◆ Brief
Report each line of the data that includes the word "type".

━━ Recorded information

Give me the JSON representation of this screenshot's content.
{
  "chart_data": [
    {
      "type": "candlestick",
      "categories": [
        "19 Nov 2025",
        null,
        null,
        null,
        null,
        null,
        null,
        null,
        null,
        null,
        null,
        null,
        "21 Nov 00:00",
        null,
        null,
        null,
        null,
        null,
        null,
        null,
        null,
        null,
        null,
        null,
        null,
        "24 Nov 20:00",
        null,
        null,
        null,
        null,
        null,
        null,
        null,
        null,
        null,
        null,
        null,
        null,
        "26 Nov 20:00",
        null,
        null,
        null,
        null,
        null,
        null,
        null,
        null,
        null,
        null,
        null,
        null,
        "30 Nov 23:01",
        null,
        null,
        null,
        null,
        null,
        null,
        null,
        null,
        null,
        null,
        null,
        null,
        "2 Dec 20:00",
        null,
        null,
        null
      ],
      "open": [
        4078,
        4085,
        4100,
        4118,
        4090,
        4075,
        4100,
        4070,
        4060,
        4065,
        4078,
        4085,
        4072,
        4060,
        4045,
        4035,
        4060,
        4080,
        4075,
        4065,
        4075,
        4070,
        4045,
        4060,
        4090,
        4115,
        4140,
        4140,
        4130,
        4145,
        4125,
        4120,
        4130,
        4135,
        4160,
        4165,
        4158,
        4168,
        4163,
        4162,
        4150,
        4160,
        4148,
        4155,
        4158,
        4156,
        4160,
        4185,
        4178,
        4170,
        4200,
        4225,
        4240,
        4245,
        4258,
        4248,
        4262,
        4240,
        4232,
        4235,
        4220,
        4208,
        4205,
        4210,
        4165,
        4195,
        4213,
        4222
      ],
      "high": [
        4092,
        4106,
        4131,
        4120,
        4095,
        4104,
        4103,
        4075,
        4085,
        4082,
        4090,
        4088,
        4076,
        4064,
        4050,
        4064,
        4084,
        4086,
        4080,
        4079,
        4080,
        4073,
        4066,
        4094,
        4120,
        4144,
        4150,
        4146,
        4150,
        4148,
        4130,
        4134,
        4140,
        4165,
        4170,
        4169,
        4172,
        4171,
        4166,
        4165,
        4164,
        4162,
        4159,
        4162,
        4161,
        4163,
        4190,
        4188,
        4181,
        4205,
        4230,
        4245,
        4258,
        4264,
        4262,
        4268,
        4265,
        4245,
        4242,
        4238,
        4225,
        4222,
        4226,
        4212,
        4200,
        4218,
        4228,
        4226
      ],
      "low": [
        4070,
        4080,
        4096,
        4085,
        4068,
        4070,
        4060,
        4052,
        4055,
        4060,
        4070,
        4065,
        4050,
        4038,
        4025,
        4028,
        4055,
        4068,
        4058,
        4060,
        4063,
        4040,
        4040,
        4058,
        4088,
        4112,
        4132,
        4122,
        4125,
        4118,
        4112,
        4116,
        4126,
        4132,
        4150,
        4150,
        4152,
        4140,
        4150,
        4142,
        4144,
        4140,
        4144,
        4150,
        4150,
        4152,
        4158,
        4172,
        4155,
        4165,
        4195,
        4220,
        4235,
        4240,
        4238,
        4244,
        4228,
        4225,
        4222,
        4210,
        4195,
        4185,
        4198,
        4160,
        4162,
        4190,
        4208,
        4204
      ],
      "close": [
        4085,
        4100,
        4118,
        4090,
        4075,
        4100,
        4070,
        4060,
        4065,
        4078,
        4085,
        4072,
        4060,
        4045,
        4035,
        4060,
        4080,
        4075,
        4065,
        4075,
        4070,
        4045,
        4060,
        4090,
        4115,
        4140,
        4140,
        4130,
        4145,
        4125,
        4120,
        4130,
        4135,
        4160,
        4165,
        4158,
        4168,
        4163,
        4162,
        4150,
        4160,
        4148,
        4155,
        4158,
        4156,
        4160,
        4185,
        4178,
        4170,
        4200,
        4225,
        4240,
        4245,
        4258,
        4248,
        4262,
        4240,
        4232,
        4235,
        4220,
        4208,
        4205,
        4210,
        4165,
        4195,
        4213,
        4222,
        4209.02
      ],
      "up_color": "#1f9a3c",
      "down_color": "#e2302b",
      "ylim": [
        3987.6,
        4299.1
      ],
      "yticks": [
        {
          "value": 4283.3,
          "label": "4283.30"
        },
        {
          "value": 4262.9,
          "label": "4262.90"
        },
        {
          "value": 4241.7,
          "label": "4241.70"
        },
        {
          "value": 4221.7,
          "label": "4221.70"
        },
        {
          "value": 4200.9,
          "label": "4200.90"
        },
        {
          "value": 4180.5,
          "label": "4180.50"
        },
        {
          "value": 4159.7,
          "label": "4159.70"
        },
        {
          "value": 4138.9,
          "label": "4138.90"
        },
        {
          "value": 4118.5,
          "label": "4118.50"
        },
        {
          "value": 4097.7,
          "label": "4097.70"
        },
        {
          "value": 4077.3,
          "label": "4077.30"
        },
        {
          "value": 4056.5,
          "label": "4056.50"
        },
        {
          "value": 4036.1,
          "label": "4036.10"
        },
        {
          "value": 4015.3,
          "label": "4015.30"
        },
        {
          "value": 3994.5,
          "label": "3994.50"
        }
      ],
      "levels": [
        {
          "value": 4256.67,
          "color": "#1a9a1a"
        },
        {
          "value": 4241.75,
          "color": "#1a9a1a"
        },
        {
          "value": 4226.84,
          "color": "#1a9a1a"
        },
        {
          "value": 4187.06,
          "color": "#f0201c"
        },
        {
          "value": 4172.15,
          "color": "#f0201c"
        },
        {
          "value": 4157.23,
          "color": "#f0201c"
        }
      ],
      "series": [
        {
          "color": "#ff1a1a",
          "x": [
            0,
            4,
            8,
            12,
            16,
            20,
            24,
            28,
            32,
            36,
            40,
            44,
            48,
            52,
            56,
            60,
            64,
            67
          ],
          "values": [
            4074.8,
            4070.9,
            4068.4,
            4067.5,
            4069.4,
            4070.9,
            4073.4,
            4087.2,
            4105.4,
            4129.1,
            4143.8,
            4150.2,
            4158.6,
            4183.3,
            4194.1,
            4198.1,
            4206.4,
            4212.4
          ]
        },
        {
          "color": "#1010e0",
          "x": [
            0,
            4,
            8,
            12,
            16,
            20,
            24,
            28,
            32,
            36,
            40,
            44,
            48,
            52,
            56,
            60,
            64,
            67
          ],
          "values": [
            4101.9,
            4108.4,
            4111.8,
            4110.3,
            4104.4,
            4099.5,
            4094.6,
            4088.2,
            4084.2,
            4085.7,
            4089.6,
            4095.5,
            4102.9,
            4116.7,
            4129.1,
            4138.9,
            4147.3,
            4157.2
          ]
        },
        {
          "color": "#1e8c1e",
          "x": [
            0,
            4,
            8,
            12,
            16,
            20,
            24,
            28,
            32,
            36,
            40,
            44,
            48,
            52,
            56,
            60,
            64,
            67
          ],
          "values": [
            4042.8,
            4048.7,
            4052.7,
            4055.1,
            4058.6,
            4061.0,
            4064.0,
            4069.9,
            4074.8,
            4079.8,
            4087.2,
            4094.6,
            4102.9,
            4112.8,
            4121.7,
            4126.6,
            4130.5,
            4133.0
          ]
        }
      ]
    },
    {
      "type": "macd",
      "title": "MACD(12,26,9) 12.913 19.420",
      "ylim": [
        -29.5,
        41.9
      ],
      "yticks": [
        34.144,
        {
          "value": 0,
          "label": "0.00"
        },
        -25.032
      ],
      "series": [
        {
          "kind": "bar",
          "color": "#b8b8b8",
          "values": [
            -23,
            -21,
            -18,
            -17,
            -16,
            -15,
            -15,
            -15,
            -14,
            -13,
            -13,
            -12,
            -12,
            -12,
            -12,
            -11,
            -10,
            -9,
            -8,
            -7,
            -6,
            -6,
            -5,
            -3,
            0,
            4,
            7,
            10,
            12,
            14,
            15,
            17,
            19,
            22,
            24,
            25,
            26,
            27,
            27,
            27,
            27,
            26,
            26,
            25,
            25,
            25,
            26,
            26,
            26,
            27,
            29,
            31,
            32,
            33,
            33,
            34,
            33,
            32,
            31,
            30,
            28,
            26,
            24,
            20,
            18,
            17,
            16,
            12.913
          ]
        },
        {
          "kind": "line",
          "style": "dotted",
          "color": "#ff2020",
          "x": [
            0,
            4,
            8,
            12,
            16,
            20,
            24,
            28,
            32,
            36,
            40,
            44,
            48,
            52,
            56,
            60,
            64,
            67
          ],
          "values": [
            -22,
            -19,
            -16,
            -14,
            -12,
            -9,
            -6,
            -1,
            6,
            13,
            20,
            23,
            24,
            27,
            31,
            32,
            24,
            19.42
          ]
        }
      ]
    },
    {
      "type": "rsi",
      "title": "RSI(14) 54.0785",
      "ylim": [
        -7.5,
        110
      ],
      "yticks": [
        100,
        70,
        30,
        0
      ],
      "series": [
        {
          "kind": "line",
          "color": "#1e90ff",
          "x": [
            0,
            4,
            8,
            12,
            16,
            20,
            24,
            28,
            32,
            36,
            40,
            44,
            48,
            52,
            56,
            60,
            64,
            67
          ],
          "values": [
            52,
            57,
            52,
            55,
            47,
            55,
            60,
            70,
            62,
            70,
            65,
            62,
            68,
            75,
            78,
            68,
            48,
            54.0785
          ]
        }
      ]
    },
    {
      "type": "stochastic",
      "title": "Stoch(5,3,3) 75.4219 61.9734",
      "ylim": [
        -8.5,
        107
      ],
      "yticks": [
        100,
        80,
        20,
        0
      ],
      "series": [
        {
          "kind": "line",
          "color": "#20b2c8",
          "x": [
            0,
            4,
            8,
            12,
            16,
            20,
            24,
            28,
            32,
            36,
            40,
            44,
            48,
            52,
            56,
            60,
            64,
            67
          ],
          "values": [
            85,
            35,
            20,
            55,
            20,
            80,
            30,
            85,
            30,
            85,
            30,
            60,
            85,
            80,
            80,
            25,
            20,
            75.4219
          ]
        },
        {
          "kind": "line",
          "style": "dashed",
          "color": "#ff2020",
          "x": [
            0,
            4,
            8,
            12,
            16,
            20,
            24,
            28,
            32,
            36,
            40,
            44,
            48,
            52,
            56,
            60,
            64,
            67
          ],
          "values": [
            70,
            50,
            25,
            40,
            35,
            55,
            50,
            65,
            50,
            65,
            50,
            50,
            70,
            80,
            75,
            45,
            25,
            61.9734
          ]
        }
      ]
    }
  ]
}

━━━━

◆ Final result
      "type": "candlestick",
      "type": "macd",
      "type": "rsi",
      "type": "stochastic",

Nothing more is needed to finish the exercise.